Stored data entries:

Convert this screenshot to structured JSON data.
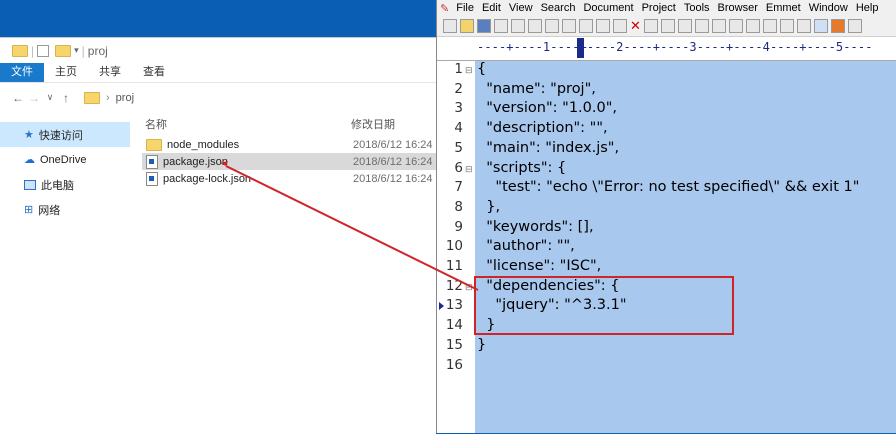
{
  "explorer": {
    "title": "proj",
    "ribbon_tabs": [
      "文件",
      "主页",
      "共享",
      "查看"
    ],
    "breadcrumb": "proj",
    "sidebar": [
      "快速访问",
      "OneDrive",
      "此电脑",
      "网络"
    ],
    "columns": {
      "name": "名称",
      "modified": "修改日期"
    },
    "files": [
      {
        "name": "node_modules",
        "date": "2018/6/12 16:24"
      },
      {
        "name": "package.json",
        "date": "2018/6/12 16:24"
      },
      {
        "name": "package-lock.json",
        "date": "2018/6/12 16:24"
      }
    ]
  },
  "editor": {
    "menu": [
      "File",
      "Edit",
      "View",
      "Search",
      "Document",
      "Project",
      "Tools",
      "Browser",
      "Emmet",
      "Window",
      "Help"
    ],
    "ruler_text": "----+----1----+----2----+----3----+----4----+----5----",
    "lines": [
      "{",
      "  \"name\": \"proj\",",
      "  \"version\": \"1.0.0\",",
      "  \"description\": \"\",",
      "  \"main\": \"index.js\",",
      "  \"scripts\": {",
      "    \"test\": \"echo \\\"Error: no test specified\\\" && exit 1\"",
      "  },",
      "  \"keywords\": [],",
      "  \"author\": \"\",",
      "  \"license\": \"ISC\",",
      "  \"dependencies\": {",
      "    \"jquery\": \"^3.3.1\"",
      "  }",
      "}",
      ""
    ],
    "line_numbers": [
      "1",
      "2",
      "3",
      "4",
      "5",
      "6",
      "7",
      "8",
      "9",
      "10",
      "11",
      "12",
      "13",
      "14",
      "15",
      "16"
    ]
  },
  "colors": {
    "highlight": "#a8c8ee",
    "annotation": "#d0242a"
  }
}
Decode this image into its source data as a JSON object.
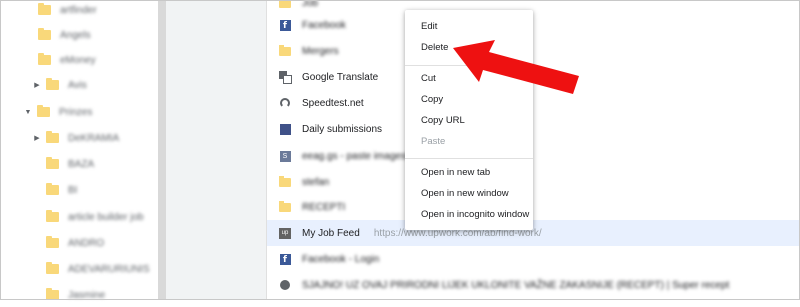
{
  "sidebar": {
    "items": [
      {
        "label": "artfinder",
        "expanded": null
      },
      {
        "label": "Angels",
        "expanded": null
      },
      {
        "label": "eMoney",
        "expanded": null
      },
      {
        "label": "Avis",
        "expanded": "collapsed"
      },
      {
        "label": "Prinzes",
        "expanded": "expanded"
      },
      {
        "label": "DeKRAMIA",
        "expanded": "collapsed"
      },
      {
        "label": "BAZA",
        "expanded": null
      },
      {
        "label": "BI",
        "expanded": null
      },
      {
        "label": "article builder job",
        "expanded": null
      },
      {
        "label": "ANDRO",
        "expanded": null
      },
      {
        "label": "ADEVARURIUNIS",
        "expanded": null
      },
      {
        "label": "Jasmine",
        "expanded": null
      }
    ]
  },
  "bookmarks": [
    {
      "icon": "folder-icon",
      "title": "Job"
    },
    {
      "icon": "facebook-icon",
      "title": "Facebook"
    },
    {
      "icon": "folder-icon",
      "title": "Mergers"
    },
    {
      "icon": "google-translate-icon",
      "title": "Google Translate"
    },
    {
      "icon": "speedtest-icon",
      "title": "Speedtest.net"
    },
    {
      "icon": "sheet-icon",
      "title": "Daily submissions"
    },
    {
      "icon": "s-icon",
      "title": "eeag.gs - paste images!"
    },
    {
      "icon": "folder-icon",
      "title": "stefan"
    },
    {
      "icon": "folder-icon",
      "title": "RECEPTI"
    },
    {
      "icon": "upwork-icon",
      "title": "My Job Feed",
      "url": "https://www.upwork.com/ab/find-work/",
      "selected": true
    },
    {
      "icon": "facebook-icon",
      "title": "Facebook - Login"
    },
    {
      "icon": "globe-icon",
      "title": "SJAJNO! UZ OVAJ PRIRODNI LIJEK UKLONITE VAŽNE ZAKASNIJE (RECEPT) | Super recept"
    }
  ],
  "context_menu": {
    "items": [
      "Edit",
      "Delete",
      "Cut",
      "Copy",
      "Copy URL",
      "Paste",
      "Open in new tab",
      "Open in new window",
      "Open in incognito window"
    ]
  },
  "colors": {
    "selected_row": "#e8f0fe",
    "folder": "#f9d87a",
    "annotation_arrow": "#ee1111"
  }
}
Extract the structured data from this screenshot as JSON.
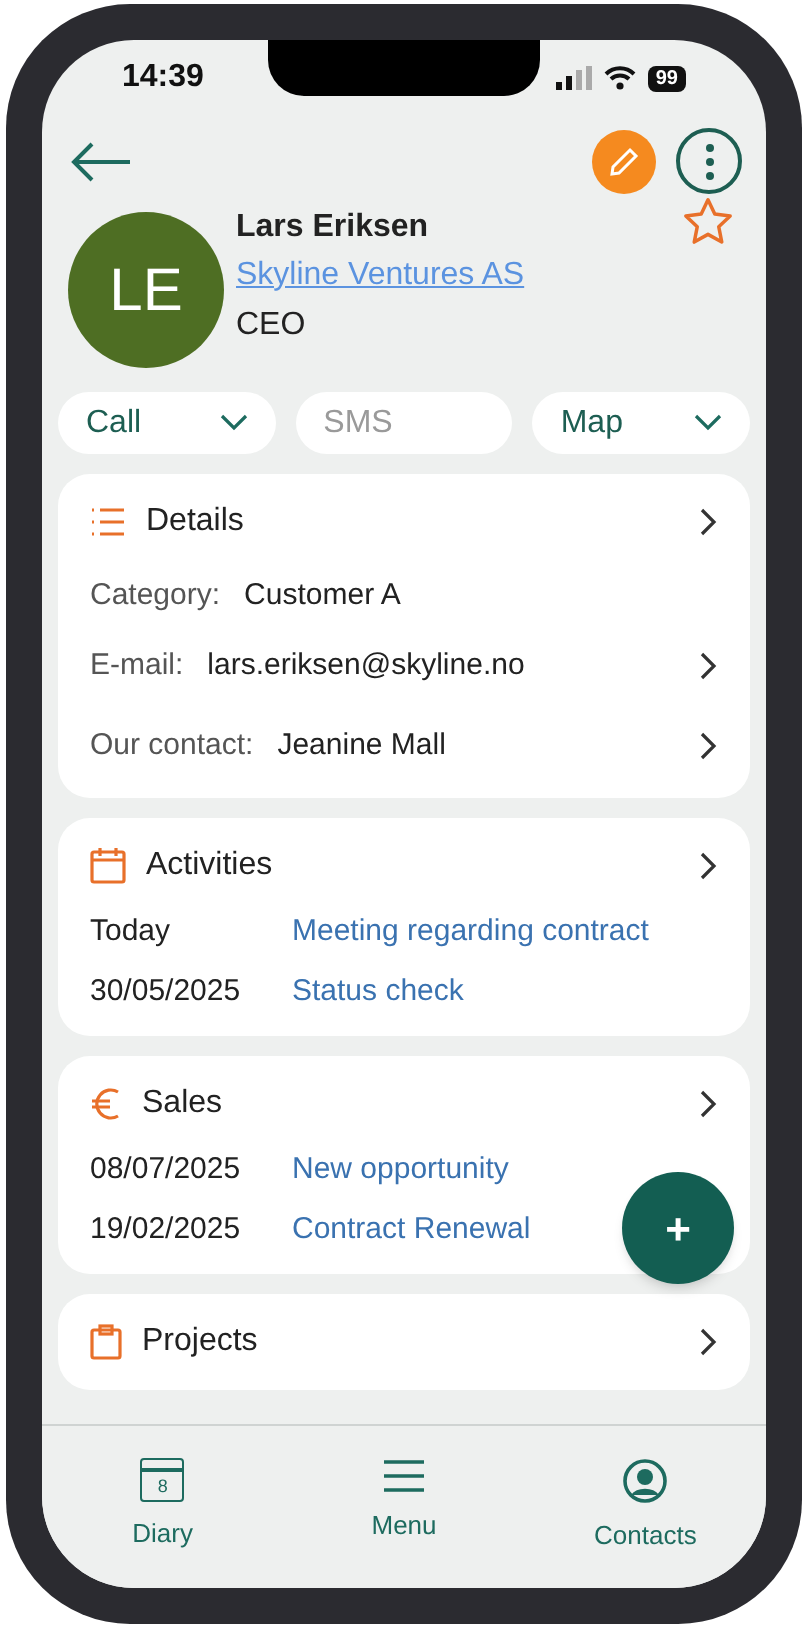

● **Short problem**
Reproduce the material in full, word for word, and omit the pictures.

● **Full solution**
Convert this screenshot to structured JSON data.
{
  "explorer": {
    "title": "proj",
    "ribbon_tabs": [
      "文件",
      "主页",
      "共享",
      "查看"
    ],
    "breadcrumb": "proj",
    "sidebar": [
      "快速访问",
      "OneDrive",
      "此电脑",
      "网络"
    ],
    "columns": {
      "name": "名称",
      "modified": "修改日期"
    },
    "files": [
      {
        "name": "node_modules",
        "date": "2018/6/12 16:24"
      },
      {
        "name": "package.json",
        "date": "2018/6/12 16:24"
      },
      {
        "name": "package-lock.json",
        "date": "2018/6/12 16:24"
      }
    ]
  },
  "editor": {
    "menu": [
      "File",
      "Edit",
      "View",
      "Search",
      "Document",
      "Project",
      "Tools",
      "Browser",
      "Emmet",
      "Window",
      "Help"
    ],
    "ruler_text": "----+----1----+----2----+----3----+----4----+----5----",
    "lines": [
      "{",
      "  \"name\": \"proj\",",
      "  \"version\": \"1.0.0\",",
      "  \"description\": \"\",",
      "  \"main\": \"index.js\",",
      "  \"scripts\": {",
      "    \"test\": \"echo \\\"Error: no test specified\\\" && exit 1\"",
      "  },",
      "  \"keywords\": [],",
      "  \"author\": \"\",",
      "  \"license\": \"ISC\",",
      "  \"dependencies\": {",
      "    \"jquery\": \"^3.3.1\"",
      "  }",
      "}",
      ""
    ],
    "line_numbers": [
      "1",
      "2",
      "3",
      "4",
      "5",
      "6",
      "7",
      "8",
      "9",
      "10",
      "11",
      "12",
      "13",
      "14",
      "15",
      "16"
    ]
  },
  "colors": {
    "highlight": "#a8c8ee",
    "annotation": "#d0242a"
  }
}
Decode this image into its source data as a JSON object.
{
  "sidebar": {
    "items": [
      {
        "label": "artfinder",
        "expanded": null
      },
      {
        "label": "Angels",
        "expanded": null
      },
      {
        "label": "eMoney",
        "expanded": null
      },
      {
        "label": "Avis",
        "expanded": "collapsed"
      },
      {
        "label": "Prinzes",
        "expanded": "expanded"
      },
      {
        "label": "DeKRAMIA",
        "expanded": "collapsed"
      },
      {
        "label": "BAZA",
        "expanded": null
      },
      {
        "label": "BI",
        "expanded": null
      },
      {
        "label": "article builder job",
        "expanded": null
      },
      {
        "label": "ANDRO",
        "expanded": null
      },
      {
        "label": "ADEVARURIUNIS",
        "expanded": null
      },
      {
        "label": "Jasmine",
        "expanded": null
      }
    ]
  },
  "bookmarks": [
    {
      "icon": "folder-icon",
      "title": "Job"
    },
    {
      "icon": "facebook-icon",
      "title": "Facebook"
    },
    {
      "icon": "folder-icon",
      "title": "Mergers"
    },
    {
      "icon": "google-translate-icon",
      "title": "Google Translate"
    },
    {
      "icon": "speedtest-icon",
      "title": "Speedtest.net"
    },
    {
      "icon": "sheet-icon",
      "title": "Daily submissions"
    },
    {
      "icon": "s-icon",
      "title": "eeag.gs - paste images!"
    },
    {
      "icon": "folder-icon",
      "title": "stefan"
    },
    {
      "icon": "folder-icon",
      "title": "RECEPTI"
    },
    {
      "icon": "upwork-icon",
      "title": "My Job Feed",
      "url": "https://www.upwork.com/ab/find-work/",
      "selected": true
    },
    {
      "icon": "facebook-icon",
      "title": "Facebook - Login"
    },
    {
      "icon": "globe-icon",
      "title": "SJAJNO! UZ OVAJ PRIRODNI LIJEK UKLONITE VAŽNE ZAKASNIJE (RECEPT) | Super recept"
    }
  ],
  "context_menu": {
    "items": [
      "Edit",
      "Delete",
      "Cut",
      "Copy",
      "Copy URL",
      "Paste",
      "Open in new tab",
      "Open in new window",
      "Open in incognito window"
    ]
  },
  "colors": {
    "selected_row": "#e8f0fe",
    "folder": "#f9d87a",
    "annotation_arrow": "#ee1111"
  }
}
Extract the structured data from this screenshot as JSON.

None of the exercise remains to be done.